▸ **DATA FOR THE TASK**
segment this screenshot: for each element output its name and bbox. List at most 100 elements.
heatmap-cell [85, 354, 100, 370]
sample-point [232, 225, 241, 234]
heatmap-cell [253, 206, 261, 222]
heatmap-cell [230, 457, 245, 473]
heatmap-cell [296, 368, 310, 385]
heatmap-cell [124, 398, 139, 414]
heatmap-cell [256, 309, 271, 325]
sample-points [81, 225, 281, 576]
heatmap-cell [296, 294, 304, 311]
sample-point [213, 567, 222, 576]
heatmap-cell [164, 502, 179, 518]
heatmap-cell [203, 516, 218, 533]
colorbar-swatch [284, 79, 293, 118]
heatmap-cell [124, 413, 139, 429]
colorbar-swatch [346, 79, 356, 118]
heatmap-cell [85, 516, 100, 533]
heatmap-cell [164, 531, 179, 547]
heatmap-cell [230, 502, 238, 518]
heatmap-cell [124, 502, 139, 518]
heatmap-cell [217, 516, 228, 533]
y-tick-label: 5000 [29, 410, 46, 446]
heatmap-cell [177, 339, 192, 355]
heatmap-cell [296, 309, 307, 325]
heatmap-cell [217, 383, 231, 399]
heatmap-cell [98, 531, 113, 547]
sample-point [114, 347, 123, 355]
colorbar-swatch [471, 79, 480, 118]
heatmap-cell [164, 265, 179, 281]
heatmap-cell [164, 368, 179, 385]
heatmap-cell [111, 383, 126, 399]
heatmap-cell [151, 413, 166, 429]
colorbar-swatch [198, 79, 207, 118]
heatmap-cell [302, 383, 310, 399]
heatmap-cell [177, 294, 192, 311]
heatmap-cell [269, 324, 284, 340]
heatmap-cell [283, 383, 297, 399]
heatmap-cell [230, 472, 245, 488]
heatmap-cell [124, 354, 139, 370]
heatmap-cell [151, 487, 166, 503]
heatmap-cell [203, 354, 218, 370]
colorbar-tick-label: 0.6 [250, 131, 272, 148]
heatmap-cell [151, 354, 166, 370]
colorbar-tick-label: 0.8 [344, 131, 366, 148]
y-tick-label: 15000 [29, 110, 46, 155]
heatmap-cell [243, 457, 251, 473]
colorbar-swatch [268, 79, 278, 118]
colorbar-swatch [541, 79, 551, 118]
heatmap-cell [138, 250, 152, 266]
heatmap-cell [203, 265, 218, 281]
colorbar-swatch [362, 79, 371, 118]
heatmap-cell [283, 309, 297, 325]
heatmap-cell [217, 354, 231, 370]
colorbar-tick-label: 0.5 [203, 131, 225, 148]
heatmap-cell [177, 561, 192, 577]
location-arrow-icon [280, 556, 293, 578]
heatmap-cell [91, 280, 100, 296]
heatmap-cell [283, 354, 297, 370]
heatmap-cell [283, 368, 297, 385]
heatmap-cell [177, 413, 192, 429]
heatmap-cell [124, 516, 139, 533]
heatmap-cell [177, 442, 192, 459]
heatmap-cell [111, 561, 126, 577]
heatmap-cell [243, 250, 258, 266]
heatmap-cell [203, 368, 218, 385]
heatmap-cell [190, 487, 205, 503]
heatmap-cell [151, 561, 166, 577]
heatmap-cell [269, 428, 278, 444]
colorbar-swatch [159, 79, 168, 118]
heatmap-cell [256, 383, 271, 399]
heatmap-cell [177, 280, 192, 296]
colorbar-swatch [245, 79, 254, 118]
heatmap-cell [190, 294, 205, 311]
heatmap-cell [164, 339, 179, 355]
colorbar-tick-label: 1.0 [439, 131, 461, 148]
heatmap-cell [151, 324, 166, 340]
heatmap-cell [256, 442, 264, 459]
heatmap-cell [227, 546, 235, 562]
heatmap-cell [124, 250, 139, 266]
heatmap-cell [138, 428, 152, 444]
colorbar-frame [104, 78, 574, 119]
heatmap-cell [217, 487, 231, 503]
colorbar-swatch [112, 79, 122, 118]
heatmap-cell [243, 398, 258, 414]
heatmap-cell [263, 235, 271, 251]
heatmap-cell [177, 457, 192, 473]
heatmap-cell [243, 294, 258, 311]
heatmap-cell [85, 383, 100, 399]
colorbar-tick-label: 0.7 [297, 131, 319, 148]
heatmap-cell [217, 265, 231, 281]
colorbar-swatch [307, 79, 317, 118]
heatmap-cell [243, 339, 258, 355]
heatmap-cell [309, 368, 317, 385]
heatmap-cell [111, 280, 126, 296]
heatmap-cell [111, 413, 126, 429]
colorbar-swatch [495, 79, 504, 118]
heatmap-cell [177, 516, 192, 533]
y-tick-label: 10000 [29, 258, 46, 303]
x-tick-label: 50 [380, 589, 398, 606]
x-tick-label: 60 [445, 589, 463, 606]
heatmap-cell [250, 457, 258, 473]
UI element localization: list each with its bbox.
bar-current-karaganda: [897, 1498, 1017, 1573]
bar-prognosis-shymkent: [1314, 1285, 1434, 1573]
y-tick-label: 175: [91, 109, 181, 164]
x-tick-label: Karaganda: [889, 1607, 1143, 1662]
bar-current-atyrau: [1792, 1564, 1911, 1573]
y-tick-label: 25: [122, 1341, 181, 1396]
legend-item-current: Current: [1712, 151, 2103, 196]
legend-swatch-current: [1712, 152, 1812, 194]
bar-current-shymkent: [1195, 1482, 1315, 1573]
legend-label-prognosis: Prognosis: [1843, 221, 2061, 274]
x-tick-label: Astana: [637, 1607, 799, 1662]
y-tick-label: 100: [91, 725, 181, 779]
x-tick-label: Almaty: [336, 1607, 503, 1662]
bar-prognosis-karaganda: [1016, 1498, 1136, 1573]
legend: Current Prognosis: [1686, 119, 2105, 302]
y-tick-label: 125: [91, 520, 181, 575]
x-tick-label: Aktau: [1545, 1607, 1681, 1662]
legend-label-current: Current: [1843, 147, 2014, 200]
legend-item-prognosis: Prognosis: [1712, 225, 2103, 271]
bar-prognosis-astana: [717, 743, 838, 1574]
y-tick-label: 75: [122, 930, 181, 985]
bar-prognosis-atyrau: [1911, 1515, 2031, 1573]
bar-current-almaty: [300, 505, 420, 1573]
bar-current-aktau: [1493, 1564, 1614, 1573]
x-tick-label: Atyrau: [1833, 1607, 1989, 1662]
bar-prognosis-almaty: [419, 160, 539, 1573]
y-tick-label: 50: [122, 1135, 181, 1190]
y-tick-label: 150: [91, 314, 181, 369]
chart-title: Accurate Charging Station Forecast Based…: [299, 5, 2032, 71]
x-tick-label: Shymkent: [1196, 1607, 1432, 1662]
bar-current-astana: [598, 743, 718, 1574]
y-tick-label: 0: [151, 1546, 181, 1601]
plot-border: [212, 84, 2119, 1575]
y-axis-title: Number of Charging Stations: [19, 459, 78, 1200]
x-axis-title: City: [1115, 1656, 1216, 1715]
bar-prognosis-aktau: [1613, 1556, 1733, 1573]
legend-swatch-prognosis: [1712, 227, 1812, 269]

▸ **EXERCISE OBJECTIVE**
Give only the number of rows that contain the string "element", counting case as significant.

▸ **REPLY**
2